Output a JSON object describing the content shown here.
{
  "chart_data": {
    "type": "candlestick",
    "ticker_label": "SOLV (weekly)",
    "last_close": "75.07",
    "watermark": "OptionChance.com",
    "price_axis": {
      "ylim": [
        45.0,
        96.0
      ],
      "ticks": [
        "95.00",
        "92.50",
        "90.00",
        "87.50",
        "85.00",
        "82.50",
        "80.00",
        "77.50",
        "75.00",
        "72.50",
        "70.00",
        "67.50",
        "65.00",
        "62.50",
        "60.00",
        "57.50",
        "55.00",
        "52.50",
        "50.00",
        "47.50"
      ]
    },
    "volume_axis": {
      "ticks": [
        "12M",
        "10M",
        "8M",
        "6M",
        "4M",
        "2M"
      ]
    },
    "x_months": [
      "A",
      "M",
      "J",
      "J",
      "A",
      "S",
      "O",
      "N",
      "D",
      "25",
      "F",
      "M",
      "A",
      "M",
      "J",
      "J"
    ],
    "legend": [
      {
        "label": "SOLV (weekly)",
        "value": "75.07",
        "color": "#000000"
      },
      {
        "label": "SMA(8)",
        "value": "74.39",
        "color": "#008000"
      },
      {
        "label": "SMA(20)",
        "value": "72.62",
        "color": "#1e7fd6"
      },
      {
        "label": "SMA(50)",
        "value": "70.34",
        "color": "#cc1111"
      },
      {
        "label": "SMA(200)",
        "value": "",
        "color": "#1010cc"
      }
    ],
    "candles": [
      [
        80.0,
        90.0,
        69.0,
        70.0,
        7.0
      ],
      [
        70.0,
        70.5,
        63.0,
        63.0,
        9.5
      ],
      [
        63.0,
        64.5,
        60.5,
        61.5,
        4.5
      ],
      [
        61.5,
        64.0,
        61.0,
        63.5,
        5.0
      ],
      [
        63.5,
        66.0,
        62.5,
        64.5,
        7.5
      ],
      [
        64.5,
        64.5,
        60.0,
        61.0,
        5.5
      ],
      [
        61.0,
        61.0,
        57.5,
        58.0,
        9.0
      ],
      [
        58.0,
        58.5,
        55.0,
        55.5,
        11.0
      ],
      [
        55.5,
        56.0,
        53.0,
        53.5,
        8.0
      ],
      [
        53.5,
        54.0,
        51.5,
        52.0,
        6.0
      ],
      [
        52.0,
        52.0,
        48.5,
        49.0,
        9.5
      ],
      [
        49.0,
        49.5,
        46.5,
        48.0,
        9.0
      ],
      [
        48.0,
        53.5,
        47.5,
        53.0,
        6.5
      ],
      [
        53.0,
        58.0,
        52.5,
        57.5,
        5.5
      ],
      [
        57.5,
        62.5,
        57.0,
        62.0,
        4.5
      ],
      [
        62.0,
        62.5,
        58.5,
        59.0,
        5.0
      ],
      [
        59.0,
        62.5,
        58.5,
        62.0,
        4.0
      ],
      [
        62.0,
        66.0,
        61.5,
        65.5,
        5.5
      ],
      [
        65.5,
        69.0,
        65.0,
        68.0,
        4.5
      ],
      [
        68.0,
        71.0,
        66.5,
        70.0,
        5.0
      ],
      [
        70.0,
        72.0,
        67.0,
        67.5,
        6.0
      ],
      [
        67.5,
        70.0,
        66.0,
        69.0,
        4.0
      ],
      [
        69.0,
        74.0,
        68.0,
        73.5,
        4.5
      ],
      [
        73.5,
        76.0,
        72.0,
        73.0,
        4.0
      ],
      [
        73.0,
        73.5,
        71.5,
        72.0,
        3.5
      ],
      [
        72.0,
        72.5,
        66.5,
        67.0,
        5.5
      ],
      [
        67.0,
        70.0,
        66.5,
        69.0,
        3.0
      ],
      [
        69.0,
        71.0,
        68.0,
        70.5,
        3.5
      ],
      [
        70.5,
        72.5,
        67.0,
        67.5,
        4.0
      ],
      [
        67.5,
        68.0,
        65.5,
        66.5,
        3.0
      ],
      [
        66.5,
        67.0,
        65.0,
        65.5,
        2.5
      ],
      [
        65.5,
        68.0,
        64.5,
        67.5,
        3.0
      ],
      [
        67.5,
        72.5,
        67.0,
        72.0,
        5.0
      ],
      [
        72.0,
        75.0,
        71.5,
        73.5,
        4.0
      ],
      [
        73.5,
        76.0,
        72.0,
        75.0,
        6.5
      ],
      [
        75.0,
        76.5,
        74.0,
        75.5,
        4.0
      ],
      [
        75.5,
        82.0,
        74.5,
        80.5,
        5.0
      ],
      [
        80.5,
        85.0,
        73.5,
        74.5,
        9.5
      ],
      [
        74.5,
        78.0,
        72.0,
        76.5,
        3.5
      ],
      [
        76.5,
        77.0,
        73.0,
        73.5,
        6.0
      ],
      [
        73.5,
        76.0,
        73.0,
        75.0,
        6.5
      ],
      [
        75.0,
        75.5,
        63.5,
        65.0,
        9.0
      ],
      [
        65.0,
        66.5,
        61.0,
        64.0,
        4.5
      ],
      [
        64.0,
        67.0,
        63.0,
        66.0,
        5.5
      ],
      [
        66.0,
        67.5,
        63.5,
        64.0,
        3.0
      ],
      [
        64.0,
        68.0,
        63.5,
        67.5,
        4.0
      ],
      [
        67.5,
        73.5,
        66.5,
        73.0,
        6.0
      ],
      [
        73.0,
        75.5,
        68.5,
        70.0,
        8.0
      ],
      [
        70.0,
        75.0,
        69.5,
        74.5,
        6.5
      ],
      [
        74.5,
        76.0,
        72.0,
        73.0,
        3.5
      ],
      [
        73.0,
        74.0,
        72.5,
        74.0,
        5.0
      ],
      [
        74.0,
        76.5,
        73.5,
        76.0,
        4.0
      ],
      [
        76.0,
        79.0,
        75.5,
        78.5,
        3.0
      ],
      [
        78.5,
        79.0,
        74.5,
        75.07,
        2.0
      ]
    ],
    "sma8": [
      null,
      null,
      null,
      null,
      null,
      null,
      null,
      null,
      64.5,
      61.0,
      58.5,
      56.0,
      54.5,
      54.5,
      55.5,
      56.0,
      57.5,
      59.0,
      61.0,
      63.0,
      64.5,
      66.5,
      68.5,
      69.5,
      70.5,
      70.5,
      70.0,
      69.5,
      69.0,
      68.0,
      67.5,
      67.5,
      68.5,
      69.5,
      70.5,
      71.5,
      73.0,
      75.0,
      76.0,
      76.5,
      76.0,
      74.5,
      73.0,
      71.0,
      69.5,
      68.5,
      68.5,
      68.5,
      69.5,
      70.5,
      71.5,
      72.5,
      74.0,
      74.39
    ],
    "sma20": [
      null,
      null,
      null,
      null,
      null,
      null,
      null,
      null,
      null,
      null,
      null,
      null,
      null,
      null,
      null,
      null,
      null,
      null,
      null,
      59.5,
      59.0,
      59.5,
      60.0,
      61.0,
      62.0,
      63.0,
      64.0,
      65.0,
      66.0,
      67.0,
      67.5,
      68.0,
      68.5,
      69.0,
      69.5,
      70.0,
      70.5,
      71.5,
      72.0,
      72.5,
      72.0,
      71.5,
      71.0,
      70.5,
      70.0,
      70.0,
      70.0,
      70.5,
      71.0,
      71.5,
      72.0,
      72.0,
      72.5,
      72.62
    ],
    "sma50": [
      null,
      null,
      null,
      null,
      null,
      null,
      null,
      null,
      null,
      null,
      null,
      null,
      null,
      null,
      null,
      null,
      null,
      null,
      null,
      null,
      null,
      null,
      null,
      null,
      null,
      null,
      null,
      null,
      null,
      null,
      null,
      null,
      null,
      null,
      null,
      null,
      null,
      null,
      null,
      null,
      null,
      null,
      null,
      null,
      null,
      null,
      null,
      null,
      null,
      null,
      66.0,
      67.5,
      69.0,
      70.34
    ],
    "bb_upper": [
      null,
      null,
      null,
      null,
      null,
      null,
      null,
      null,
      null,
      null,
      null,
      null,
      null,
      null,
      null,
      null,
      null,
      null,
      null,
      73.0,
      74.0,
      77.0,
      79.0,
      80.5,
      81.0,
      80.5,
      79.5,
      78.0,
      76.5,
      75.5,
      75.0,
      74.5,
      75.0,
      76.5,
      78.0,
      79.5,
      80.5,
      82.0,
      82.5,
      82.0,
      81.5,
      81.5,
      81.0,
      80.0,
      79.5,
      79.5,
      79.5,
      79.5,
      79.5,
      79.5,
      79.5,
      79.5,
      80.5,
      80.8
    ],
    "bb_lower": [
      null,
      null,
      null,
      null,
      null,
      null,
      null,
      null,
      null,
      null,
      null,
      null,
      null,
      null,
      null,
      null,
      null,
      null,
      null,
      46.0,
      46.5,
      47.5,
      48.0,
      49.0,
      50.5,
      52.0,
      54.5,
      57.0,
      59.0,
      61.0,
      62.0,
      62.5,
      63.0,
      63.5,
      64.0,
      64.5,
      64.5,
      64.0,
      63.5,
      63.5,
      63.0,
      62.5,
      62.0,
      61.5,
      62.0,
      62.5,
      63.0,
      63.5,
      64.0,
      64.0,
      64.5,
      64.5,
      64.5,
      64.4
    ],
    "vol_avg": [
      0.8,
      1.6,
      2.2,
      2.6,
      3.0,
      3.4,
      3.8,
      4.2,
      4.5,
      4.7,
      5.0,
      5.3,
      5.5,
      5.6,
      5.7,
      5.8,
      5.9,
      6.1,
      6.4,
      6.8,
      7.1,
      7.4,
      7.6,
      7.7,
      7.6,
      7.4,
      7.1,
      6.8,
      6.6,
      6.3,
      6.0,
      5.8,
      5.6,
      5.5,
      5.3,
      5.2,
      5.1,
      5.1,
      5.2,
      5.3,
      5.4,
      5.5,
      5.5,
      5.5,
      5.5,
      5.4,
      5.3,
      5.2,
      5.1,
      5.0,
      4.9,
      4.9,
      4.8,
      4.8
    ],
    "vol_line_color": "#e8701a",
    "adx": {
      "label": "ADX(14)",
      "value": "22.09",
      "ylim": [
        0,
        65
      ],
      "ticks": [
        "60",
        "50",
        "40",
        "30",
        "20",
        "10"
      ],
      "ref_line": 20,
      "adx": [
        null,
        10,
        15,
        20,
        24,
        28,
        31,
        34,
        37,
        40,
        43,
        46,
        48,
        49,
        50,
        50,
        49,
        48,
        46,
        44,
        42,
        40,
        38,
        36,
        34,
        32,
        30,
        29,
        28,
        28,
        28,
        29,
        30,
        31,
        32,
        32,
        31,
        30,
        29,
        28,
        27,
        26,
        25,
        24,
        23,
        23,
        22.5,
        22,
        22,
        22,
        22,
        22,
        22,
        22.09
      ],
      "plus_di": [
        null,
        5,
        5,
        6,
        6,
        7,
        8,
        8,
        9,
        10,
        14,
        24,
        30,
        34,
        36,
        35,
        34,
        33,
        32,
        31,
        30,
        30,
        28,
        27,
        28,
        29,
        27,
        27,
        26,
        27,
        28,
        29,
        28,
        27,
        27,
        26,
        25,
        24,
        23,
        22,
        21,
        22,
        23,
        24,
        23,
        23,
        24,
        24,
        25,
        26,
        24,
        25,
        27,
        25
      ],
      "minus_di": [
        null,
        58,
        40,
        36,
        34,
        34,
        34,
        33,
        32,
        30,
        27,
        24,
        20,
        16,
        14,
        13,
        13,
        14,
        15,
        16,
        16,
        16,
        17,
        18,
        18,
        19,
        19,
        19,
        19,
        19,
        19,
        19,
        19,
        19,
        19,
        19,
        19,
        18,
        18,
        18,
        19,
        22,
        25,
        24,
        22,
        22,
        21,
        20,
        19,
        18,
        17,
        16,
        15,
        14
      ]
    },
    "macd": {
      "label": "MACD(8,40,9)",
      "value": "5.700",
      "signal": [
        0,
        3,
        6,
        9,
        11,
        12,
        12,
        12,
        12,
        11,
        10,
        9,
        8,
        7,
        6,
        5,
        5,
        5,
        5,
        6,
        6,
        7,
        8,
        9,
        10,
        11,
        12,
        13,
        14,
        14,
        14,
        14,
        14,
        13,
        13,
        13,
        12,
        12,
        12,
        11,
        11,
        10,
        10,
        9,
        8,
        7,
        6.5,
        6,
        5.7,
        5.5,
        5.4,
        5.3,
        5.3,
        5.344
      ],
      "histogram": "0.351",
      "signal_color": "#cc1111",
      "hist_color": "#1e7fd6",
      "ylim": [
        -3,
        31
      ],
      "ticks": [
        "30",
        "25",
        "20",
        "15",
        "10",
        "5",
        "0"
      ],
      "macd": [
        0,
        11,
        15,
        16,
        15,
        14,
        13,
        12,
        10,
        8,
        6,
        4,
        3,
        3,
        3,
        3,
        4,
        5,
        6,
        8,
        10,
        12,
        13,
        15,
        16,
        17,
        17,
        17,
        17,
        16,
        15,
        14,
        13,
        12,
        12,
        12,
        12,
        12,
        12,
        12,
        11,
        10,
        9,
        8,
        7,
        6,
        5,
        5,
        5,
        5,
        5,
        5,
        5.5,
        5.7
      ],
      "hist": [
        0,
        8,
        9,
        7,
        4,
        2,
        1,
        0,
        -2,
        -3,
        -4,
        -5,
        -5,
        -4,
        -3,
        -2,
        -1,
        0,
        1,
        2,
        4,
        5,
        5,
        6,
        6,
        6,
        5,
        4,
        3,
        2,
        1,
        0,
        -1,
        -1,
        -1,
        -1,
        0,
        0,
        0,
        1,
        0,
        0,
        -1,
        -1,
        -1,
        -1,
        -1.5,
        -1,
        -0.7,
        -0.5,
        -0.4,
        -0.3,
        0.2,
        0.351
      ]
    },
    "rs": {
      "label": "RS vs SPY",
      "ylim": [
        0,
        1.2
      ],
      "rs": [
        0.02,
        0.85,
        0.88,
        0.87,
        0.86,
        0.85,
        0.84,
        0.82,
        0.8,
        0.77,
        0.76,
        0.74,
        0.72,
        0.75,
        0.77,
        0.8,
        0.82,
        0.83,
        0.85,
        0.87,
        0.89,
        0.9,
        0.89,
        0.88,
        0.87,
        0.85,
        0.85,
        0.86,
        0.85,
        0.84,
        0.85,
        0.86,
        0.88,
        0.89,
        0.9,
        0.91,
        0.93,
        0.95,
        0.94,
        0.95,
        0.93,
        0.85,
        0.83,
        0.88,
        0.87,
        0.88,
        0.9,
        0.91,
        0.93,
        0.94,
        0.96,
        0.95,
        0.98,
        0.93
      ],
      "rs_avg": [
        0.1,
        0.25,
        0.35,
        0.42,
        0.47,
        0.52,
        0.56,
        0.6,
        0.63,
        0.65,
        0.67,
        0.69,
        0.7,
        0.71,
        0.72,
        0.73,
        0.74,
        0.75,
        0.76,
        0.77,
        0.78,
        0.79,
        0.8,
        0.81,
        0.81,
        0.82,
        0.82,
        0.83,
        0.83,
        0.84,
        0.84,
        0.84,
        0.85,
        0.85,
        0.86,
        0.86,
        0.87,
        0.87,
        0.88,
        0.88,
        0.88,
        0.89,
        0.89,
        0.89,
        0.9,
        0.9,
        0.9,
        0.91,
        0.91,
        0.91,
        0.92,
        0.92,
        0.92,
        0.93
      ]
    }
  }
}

=====

• [Problem requirements]:
Only a number is expected here: the count of lines in the listing that hold the string "value".

• [Solution below]:
7